▶ [INSTRUCTION]
Your task is to return the line containing "Give me a plain-text" plus every line after it, exactly and with nothing added.

▶ [ENTRIES PROVIDED]
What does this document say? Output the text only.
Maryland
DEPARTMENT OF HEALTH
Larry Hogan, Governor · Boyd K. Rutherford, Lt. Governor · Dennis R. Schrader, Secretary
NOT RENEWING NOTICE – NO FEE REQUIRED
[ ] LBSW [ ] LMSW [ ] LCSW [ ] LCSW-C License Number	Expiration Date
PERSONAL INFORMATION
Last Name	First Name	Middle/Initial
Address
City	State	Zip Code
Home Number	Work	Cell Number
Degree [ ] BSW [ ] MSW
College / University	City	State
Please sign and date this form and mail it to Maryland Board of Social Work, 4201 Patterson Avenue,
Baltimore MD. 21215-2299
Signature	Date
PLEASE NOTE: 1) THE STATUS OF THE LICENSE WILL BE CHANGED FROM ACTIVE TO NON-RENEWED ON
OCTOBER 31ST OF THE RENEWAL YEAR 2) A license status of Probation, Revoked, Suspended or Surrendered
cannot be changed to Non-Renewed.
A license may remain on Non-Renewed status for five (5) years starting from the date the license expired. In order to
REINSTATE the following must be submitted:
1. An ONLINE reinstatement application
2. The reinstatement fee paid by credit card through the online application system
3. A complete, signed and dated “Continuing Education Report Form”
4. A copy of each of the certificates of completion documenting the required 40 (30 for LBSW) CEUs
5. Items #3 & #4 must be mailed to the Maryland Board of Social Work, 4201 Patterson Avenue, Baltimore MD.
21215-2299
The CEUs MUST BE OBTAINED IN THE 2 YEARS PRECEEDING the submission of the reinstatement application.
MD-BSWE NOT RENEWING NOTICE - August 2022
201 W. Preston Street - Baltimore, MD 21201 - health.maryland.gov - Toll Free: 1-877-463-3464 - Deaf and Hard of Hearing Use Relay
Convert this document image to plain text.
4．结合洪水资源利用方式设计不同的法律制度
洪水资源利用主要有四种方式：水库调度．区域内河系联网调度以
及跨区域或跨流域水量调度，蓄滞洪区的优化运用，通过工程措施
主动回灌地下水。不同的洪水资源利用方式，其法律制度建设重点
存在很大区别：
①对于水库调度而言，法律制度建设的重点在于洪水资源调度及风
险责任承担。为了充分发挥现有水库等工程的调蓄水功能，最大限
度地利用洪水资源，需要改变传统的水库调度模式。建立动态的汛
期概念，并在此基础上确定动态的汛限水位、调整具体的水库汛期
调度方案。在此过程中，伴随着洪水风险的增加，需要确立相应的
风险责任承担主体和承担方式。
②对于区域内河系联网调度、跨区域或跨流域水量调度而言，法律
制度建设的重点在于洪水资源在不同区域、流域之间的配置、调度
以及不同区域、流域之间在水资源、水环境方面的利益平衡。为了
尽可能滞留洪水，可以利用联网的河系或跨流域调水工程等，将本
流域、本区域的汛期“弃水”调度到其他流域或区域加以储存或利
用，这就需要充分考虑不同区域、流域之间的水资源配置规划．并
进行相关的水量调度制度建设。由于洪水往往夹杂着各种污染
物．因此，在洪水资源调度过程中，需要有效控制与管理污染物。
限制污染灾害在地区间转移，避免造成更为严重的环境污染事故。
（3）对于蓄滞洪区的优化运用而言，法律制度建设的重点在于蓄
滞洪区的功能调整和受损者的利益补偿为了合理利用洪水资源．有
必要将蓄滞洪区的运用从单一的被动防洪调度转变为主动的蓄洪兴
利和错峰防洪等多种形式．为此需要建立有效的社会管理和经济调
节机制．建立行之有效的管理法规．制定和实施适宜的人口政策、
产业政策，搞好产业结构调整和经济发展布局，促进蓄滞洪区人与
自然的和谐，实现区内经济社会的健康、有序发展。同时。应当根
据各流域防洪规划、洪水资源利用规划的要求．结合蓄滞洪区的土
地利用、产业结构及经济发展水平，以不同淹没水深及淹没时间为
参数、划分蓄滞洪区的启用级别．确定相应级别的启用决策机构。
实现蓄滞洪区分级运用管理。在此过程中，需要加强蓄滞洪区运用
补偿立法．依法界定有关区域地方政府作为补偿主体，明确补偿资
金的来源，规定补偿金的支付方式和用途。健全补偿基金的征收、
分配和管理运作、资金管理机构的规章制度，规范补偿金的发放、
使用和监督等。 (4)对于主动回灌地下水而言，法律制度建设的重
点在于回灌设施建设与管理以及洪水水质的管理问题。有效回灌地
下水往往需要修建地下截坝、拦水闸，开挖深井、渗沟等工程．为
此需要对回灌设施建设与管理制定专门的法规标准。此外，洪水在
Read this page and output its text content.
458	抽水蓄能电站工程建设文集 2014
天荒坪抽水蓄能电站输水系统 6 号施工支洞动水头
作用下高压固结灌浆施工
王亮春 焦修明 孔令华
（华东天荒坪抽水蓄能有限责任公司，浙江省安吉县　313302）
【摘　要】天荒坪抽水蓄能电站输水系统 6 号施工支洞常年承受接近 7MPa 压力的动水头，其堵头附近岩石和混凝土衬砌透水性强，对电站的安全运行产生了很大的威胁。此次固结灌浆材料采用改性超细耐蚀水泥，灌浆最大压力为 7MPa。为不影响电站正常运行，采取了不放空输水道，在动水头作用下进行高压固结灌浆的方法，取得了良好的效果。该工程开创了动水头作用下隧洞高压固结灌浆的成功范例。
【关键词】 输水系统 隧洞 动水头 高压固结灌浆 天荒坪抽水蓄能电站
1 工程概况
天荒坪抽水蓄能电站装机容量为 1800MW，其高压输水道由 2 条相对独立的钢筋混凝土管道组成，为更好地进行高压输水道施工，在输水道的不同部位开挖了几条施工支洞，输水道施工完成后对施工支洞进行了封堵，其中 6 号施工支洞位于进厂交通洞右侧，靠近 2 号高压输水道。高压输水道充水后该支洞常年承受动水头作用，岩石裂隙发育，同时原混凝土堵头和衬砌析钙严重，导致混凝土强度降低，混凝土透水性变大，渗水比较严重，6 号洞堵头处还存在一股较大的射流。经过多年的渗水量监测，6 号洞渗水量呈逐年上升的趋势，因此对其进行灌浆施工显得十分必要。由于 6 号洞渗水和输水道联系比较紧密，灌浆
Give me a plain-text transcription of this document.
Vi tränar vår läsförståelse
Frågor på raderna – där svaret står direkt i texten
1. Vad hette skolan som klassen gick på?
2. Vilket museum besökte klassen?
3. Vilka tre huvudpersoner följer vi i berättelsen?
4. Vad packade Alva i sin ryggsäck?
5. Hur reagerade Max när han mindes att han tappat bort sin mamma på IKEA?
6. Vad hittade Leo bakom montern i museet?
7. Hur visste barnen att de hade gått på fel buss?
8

▶ [THE RESPONSE]
Give me a plain-text transcription of this document.
Vi tränar vår läsförståelse
Frågor på raderna – där svaret står direkt i texten
1. Vad hette skolan som klassen gick på?
2. Vilket museum besökte klassen?
3. Vilka tre huvudpersoner följer vi i berättelsen?
4. Vad packade Alva i sin ryggsäck?
5. Hur reagerade Max när han mindes att han tappat bort sin mamma på IKEA?
6. Vad hittade Leo bakom montern i museet?
7. Hur visste barnen att de hade gått på fel buss?
8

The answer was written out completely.